■ Problem to solve
Transcribe the listing below word for word.

■ Data for this task
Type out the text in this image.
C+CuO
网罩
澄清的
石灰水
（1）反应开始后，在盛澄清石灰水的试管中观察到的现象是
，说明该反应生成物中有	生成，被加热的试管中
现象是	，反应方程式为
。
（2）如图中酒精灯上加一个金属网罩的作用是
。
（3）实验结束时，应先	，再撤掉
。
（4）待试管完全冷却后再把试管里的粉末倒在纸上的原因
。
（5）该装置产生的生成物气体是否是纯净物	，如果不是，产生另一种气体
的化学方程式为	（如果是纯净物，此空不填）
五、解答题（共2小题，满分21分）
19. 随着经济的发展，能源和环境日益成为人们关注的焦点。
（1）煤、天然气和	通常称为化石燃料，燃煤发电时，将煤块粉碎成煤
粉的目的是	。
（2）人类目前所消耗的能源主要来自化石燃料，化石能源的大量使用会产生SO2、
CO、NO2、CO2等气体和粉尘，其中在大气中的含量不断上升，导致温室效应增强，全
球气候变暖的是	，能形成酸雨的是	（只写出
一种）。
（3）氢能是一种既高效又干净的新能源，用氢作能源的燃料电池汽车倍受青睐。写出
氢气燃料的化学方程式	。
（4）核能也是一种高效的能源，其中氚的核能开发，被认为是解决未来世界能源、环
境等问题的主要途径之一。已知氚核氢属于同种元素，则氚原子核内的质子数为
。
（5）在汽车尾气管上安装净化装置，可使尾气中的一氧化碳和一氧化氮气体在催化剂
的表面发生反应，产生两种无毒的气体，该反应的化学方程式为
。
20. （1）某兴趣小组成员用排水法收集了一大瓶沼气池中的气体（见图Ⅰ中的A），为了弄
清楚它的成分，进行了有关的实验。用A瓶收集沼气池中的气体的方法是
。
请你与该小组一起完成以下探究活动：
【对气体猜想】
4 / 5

■ Exercise response
Type out the text in this image.
C+CuO
网罩
澄清的
石灰水
（1）反应开始后，在盛澄清石灰水的试管中观察到的现象是
，说明该反应生成物中有	生成，被加热的试管中
现象是	，反应方程式为
。
（2）如图中酒精灯上加一个金属网罩的作用是
。
（3）实验结束时，应先	，再撤掉
。
（4）待试管完全冷却后再把试管里的粉末倒在纸上的原因
。
（5）该装置产生的生成物气体是否是纯净物	，如果不是，产生另一种气体
的化学方程式为	（如果是纯净物，此空不填）
五、解答题（共2小题，满分21分）
19. 随着经济的发展，能源和环境日益成为人们关注的焦点。
（1）煤、天然气和	通常称为化石燃料，燃煤发电时，将煤块粉碎成煤
粉的目的是	。
（2）人类目前所消耗的能源主要来自化石燃料，化石能源的大量使用会产生SO2、
CO、NO2、CO2等气体和粉尘，其中在大气中的含量不断上升，导致温室效应增强，全
球气候变暖的是	，能形成酸雨的是	（只写出
一种）。
（3）氢能是一种既高效又干净的新能源，用氢作能源的燃料电池汽车倍受青睐。写出
氢气燃料的化学方程式	。
（4）核能也是一种高效的能源，其中氚的核能开发，被认为是解决未来世界能源、环
境等问题的主要途径之一。已知氚核氢属于同种元素，则氚原子核内的质子数为
。
（5）在汽车尾气管上安装净化装置，可使尾气中的一氧化碳和一氧化氮气体在催化剂
的表面发生反应，产生两种无毒的气体，该反应的化学方程式为
。
20. （1）某兴趣小组成员用排水法收集了一大瓶沼气池中的气体（见图Ⅰ中的A），为了弄
清楚它的成分，进行了有关的实验。用A瓶收集沼气池中的气体的方法是
。
请你与该小组一起完成以下探究活动：
【对气体猜想】
4 / 5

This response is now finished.